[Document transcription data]
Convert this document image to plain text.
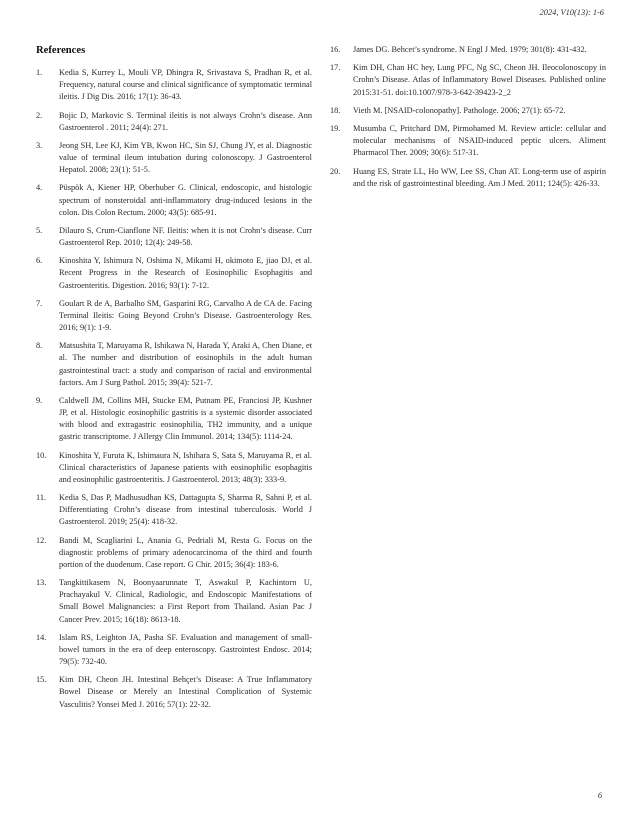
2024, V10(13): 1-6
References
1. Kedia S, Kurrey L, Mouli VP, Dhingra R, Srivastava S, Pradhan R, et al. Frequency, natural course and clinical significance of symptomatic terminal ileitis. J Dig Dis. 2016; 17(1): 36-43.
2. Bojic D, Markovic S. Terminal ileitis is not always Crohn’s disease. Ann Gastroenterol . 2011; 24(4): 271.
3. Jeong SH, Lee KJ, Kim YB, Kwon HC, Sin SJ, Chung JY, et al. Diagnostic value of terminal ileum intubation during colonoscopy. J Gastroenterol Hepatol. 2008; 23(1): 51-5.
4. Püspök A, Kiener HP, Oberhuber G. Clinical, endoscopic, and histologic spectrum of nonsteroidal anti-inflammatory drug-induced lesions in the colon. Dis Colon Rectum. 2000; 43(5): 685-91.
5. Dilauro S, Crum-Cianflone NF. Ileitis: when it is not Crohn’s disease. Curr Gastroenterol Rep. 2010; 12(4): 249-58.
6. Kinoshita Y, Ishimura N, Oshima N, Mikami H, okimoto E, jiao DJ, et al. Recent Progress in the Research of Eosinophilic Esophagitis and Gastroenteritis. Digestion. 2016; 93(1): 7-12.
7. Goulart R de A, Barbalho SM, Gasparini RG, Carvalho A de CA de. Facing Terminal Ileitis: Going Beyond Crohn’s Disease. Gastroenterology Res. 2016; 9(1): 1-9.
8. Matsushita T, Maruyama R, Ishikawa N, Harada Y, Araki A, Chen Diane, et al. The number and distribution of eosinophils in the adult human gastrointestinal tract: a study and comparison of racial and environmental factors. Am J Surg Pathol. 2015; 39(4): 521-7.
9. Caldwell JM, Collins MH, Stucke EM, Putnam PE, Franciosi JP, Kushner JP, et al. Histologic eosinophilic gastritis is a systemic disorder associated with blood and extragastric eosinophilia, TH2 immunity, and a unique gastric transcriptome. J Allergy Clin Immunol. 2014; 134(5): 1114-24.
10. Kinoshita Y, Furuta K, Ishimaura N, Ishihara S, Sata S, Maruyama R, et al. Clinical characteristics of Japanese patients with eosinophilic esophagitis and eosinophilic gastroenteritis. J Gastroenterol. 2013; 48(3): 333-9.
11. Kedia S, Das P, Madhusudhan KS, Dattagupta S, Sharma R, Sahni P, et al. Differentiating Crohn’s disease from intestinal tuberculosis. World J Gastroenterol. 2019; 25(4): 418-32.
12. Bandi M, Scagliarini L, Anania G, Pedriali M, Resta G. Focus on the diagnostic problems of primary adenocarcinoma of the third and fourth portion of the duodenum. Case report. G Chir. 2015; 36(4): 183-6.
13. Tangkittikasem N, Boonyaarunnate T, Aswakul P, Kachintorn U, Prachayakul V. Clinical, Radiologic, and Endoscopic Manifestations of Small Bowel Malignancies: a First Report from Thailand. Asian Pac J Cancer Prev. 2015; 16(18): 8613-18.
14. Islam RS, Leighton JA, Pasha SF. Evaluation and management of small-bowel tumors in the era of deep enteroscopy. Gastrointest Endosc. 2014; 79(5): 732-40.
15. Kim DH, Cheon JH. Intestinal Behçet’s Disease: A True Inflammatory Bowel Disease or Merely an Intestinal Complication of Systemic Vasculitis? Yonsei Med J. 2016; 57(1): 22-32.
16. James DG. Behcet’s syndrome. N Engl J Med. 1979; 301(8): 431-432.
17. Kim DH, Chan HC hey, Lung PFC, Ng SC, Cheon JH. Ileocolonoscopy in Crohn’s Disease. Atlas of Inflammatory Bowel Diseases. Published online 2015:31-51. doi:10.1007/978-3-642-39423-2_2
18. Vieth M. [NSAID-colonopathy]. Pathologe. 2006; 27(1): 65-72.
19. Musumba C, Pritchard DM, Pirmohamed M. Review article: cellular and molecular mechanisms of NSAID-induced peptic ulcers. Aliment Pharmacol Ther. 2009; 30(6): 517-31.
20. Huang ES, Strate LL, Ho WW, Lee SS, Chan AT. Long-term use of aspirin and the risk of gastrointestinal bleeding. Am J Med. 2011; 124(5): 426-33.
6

[Task brief] Wherever a line of the records above contains the string "NSAID", copy that line out.

[Task solution]
18. Vieth M. [NSAID-colonopathy]. Pathologe. 2006; 27(1): 65-72.
19. Musumba C, Pritchard DM, Pirmohamed M. Review article: cellular and molecular mechanisms of NSAID-induced peptic ulcers. Aliment Pharmacol Ther. 2009; 30(6): 517-31.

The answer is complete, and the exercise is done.